Troika pode pedir reforço gradual do rácio da banca

A troika que está a negociar o plano de resgate financeiro português poderá exigir novos rácios de capital aos bancos portugueses, alegando que a medida irá torná-los mais sólidos e vai facilitar-lhes o acesso aos mercados internacionais de financiamento.

 

Os moldes em que esta exigência se concretizará ainda não produziu consenso, embora ganhe força a possibilidade de ser exigido um rácio Tier 1 (que mede os requisitos de capital em relação ao activo ponderado pelo risco) de 9 por cento este ano e de 10 por cento no próximo, dependendo esta opção da duração do programa de apoio a Portugal.

Apesar de se aproximar o fim das negociações - prevendo-se que o plano global possa ser revelado já amanhã -, não foi ontem possível apurar se a troika já chegou a um entendimento que será dado a conhecer, em primeiro lugar, ao Governo e, depois, ao Banco de Portugal. Há uma linha favorável a que o Tier 1 se fixe em 10 por cento. Há uma segunda sensibilidade (esta partilhada pelos bancos) que considera que o Core Tier 1 se deve manter nos oito por cento, até porque a Irlanda, que após a intervenção viu os seus rácios subirem para 13 por cento, continua sem ter acesso a financiamento dos mercados. E sustentam que o principal problema do sector é a falta de liquidez e que, ao exigir-se mais capital, coloca-se pressão adicional sobre o crédito, numa altura em que se pretende que os bancos aliviem a sua dependência do BCE e que, em simultâneo, reduzam o seu endividamento externo. 

Se o FMI tem dado sinais de não ter uma posição fechada sobre o tema do capital dos bancos, os técnicos da UE são os mais entusiastas quanto à inclusão no programa de ajuda de medidas de reforço da robustez do capital dos bancos nacionais. 

Não havendo uma única opinião, o PÚBLICO sabe que há quem aposte numa via de compromisso entre as duas visões: os bancos terão de reforçar o seu rácio, mas de modo progressivo. Uma das hipóteses é apresentarem-se no final do ano com um indicador de 9 por cento, valor que deverá em 2012 chegar aos 10 por cento. Esta via permitirá aos bancos prepararem-se sem necessidade de recorrer à injecção de fundos públicos, o que se traduziria na entrada do Estado nas instituições.
________________________________________
• _Instruções do exercício_: No texto sobre o rácio da banca, que vantagem é atribuída à via de compromisso de reforço progressivo do rácio? Responda em uma a três frases. Os dados não têm qualquer papel neste exercício.
________________________________________
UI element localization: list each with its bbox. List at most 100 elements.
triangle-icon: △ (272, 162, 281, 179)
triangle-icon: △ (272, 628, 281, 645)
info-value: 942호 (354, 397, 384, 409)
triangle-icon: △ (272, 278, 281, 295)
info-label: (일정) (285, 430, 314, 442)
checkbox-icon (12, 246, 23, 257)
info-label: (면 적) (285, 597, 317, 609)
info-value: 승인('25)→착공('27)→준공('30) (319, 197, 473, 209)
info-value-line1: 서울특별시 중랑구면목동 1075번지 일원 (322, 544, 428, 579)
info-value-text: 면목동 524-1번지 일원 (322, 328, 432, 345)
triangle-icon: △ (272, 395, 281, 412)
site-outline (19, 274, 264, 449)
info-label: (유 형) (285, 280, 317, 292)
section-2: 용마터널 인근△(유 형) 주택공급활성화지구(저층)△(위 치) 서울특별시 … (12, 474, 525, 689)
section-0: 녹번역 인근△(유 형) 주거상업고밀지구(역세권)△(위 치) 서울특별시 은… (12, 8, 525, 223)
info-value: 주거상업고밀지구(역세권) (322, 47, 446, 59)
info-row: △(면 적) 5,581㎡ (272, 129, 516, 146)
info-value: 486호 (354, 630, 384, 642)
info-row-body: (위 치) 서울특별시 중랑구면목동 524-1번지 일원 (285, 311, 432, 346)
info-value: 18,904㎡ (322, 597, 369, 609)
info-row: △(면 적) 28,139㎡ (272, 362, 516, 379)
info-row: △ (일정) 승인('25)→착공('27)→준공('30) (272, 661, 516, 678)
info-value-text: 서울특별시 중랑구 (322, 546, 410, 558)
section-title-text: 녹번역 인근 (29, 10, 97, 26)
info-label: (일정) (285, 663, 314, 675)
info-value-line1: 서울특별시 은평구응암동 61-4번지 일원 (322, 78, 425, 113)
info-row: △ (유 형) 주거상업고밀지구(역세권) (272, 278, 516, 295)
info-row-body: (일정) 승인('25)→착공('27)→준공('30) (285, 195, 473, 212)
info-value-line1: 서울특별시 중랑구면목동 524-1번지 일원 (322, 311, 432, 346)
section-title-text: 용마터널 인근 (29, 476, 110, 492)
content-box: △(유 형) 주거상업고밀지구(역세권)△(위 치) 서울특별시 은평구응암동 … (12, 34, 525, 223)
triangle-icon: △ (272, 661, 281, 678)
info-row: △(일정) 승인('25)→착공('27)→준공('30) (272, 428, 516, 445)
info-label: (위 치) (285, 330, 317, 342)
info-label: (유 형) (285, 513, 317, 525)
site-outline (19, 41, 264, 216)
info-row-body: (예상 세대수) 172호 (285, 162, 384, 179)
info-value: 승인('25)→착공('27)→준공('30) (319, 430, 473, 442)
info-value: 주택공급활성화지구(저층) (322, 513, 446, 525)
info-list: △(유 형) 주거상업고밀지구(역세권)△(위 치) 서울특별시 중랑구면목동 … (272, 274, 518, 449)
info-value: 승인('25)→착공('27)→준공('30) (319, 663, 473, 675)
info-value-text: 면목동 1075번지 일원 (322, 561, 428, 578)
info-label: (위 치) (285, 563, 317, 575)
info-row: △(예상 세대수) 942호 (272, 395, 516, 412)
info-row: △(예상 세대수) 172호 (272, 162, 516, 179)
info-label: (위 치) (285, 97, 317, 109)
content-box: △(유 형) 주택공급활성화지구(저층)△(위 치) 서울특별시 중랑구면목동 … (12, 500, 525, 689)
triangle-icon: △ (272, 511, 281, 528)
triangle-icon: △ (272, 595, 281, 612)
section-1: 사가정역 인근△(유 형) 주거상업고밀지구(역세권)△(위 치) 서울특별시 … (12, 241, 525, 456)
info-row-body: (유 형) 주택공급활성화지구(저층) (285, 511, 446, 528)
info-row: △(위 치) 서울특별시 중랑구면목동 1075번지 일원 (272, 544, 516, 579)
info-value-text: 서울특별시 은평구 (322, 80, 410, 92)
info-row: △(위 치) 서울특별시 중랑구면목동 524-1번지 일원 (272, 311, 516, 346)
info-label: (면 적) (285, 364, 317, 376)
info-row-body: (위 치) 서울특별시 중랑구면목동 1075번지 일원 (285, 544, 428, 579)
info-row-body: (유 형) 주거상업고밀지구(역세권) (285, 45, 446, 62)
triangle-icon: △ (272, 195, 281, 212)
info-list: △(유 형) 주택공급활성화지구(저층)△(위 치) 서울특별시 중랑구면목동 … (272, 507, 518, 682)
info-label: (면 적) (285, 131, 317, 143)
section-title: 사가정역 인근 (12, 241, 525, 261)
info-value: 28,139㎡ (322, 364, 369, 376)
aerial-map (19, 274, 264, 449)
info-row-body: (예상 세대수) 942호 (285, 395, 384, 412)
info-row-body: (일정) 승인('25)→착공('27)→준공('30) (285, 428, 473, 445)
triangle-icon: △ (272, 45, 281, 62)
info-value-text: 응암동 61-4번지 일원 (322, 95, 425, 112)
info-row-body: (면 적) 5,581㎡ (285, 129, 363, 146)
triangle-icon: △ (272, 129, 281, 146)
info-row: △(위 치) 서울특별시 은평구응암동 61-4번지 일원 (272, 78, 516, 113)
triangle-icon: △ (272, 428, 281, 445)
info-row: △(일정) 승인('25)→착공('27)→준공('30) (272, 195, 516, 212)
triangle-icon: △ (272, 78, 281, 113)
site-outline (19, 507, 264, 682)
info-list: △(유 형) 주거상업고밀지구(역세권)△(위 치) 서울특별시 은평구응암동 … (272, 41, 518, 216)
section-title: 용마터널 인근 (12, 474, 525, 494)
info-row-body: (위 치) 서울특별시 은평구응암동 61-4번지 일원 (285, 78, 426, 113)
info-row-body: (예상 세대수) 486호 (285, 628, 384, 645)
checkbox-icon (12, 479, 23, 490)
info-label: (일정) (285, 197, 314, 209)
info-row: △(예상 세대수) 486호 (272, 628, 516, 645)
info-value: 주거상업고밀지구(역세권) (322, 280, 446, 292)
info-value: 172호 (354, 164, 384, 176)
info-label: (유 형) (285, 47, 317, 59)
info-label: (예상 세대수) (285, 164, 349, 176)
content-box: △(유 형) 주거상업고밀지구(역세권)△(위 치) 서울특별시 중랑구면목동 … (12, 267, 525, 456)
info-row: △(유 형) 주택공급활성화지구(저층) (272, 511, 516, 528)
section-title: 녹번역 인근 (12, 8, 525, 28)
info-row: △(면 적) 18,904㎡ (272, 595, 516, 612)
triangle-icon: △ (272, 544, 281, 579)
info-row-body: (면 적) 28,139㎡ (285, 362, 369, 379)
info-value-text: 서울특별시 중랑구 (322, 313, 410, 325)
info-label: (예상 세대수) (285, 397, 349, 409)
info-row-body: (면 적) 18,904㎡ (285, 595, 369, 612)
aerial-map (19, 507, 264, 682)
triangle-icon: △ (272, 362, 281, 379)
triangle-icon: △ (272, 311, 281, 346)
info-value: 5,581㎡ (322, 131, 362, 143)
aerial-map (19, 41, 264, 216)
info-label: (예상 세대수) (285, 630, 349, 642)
________________________________________
• _Resultado do exercício_: O reforço progressivo permitiria aos bancos prepararem-se sem necessidade de recorrer à injecção de fundos públicos. Essa injecção traduzir-se-ia na entrada do Estado nas instituições.